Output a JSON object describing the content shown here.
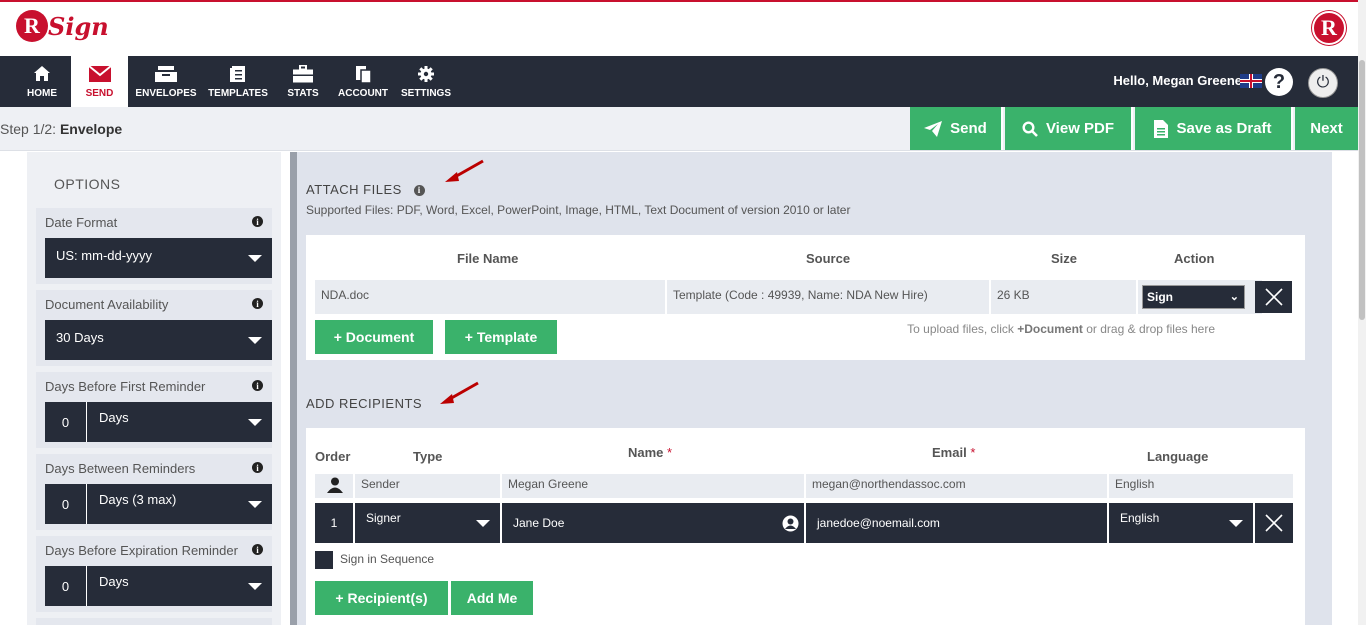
{
  "brand": {
    "logo_letter": "R",
    "logo_text": "Sign",
    "right_logo_letter": "R"
  },
  "nav": {
    "items": [
      {
        "label": "HOME",
        "icon": "home-icon"
      },
      {
        "label": "SEND",
        "icon": "envelope-icon"
      },
      {
        "label": "ENVELOPES",
        "icon": "inbox-icon"
      },
      {
        "label": "TEMPLATES",
        "icon": "templates-icon"
      },
      {
        "label": "STATS",
        "icon": "briefcase-icon"
      },
      {
        "label": "ACCOUNT",
        "icon": "account-icon"
      },
      {
        "label": "SETTINGS",
        "icon": "gear-icon"
      }
    ],
    "active": "SEND",
    "greeting": "Hello, Megan Greene",
    "help_glyph": "?",
    "power_glyph": "⏻"
  },
  "step": {
    "prefix": "Step 1/2:",
    "title": "Envelope"
  },
  "actions": {
    "send": "Send",
    "view_pdf": "View PDF",
    "save_draft": "Save as Draft",
    "next": "Next"
  },
  "options": {
    "title": "OPTIONS",
    "date_format": {
      "label": "Date Format",
      "value": "US: mm-dd-yyyy"
    },
    "doc_availability": {
      "label": "Document Availability",
      "value": "30 Days"
    },
    "first_reminder": {
      "label": "Days Before First Reminder",
      "number": "0",
      "unit": "Days"
    },
    "between_reminders": {
      "label": "Days Between Reminders",
      "number": "0",
      "unit": "Days (3 max)"
    },
    "expiration_reminder": {
      "label": "Days Before Expiration Reminder",
      "number": "0",
      "unit": "Days"
    }
  },
  "attach": {
    "title": "ATTACH FILES",
    "info_glyph": "i",
    "supported": "Supported Files: PDF, Word, Excel, PowerPoint, Image, HTML, Text Document of version 2010 or later",
    "columns": {
      "file_name": "File Name",
      "source": "Source",
      "size": "Size",
      "action": "Action"
    },
    "file": {
      "name": "NDA.doc",
      "source": "Template (Code : 49939, Name: NDA New Hire)",
      "size": "26 KB",
      "action": "Sign"
    },
    "add_document": "+ Document",
    "add_template": "+ Template",
    "hint_prefix": "To upload files, click ",
    "hint_bold": "+Document",
    "hint_suffix": " or drag & drop files here"
  },
  "recipients": {
    "title": "ADD RECIPIENTS",
    "columns": {
      "order": "Order",
      "type": "Type",
      "name": "Name",
      "email": "Email",
      "language": "Language",
      "required_mark": "*"
    },
    "sender": {
      "type": "Sender",
      "name": "Megan Greene",
      "email": "megan@northendassoc.com",
      "language": "English"
    },
    "signer": {
      "order": "1",
      "type": "Signer",
      "name": "Jane Doe",
      "email": "janedoe@noemail.com",
      "language": "English"
    },
    "sign_in_sequence": "Sign in Sequence",
    "add_recipients": "+ Recipient(s)",
    "add_me": "Add Me"
  },
  "colors": {
    "accent_red": "#c8102e",
    "nav_dark": "#262c39",
    "green": "#3ab26b"
  }
}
☆ ☆ ☆
Exercise aim: Repeat each entry exactly as it appears; skip any picture.

Answer for the task:
Output a JSON object describing the content shown here.
{
  "brand": {
    "logo_letter": "R",
    "logo_text": "Sign",
    "right_logo_letter": "R"
  },
  "nav": {
    "items": [
      {
        "label": "HOME",
        "icon": "home-icon"
      },
      {
        "label": "SEND",
        "icon": "envelope-icon"
      },
      {
        "label": "ENVELOPES",
        "icon": "inbox-icon"
      },
      {
        "label": "TEMPLATES",
        "icon": "templates-icon"
      },
      {
        "label": "STATS",
        "icon": "briefcase-icon"
      },
      {
        "label": "ACCOUNT",
        "icon": "account-icon"
      },
      {
        "label": "SETTINGS",
        "icon": "gear-icon"
      }
    ],
    "active": "SEND",
    "greeting": "Hello, Megan Greene",
    "help_glyph": "?",
    "power_glyph": "⏻"
  },
  "step": {
    "prefix": "Step 1/2:",
    "title": "Envelope"
  },
  "actions": {
    "send": "Send",
    "view_pdf": "View PDF",
    "save_draft": "Save as Draft",
    "next": "Next"
  },
  "options": {
    "title": "OPTIONS",
    "date_format": {
      "label": "Date Format",
      "value": "US: mm-dd-yyyy"
    },
    "doc_availability": {
      "label": "Document Availability",
      "value": "30 Days"
    },
    "first_reminder": {
      "label": "Days Before First Reminder",
      "number": "0",
      "unit": "Days"
    },
    "between_reminders": {
      "label": "Days Between Reminders",
      "number": "0",
      "unit": "Days (3 max)"
    },
    "expiration_reminder": {
      "label": "Days Before Expiration Reminder",
      "number": "0",
      "unit": "Days"
    }
  },
  "attach": {
    "title": "ATTACH FILES",
    "info_glyph": "i",
    "supported": "Supported Files: PDF, Word, Excel, PowerPoint, Image, HTML, Text Document of version 2010 or later",
    "columns": {
      "file_name": "File Name",
      "source": "Source",
      "size": "Size",
      "action": "Action"
    },
    "file": {
      "name": "NDA.doc",
      "source": "Template (Code : 49939, Name: NDA New Hire)",
      "size": "26 KB",
      "action": "Sign"
    },
    "add_document": "+ Document",
    "add_template": "+ Template",
    "hint_prefix": "To upload files, click ",
    "hint_bold": "+Document",
    "hint_suffix": " or drag & drop files here"
  },
  "recipients": {
    "title": "ADD RECIPIENTS",
    "columns": {
      "order": "Order",
      "type": "Type",
      "name": "Name",
      "email": "Email",
      "language": "Language",
      "required_mark": "*"
    },
    "sender": {
      "type": "Sender",
      "name": "Megan Greene",
      "email": "megan@northendassoc.com",
      "language": "English"
    },
    "signer": {
      "order": "1",
      "type": "Signer",
      "name": "Jane Doe",
      "email": "janedoe@noemail.com",
      "language": "English"
    },
    "sign_in_sequence": "Sign in Sequence",
    "add_recipients": "+ Recipient(s)",
    "add_me": "Add Me"
  },
  "colors": {
    "accent_red": "#c8102e",
    "nav_dark": "#262c39",
    "green": "#3ab26b"
  }
}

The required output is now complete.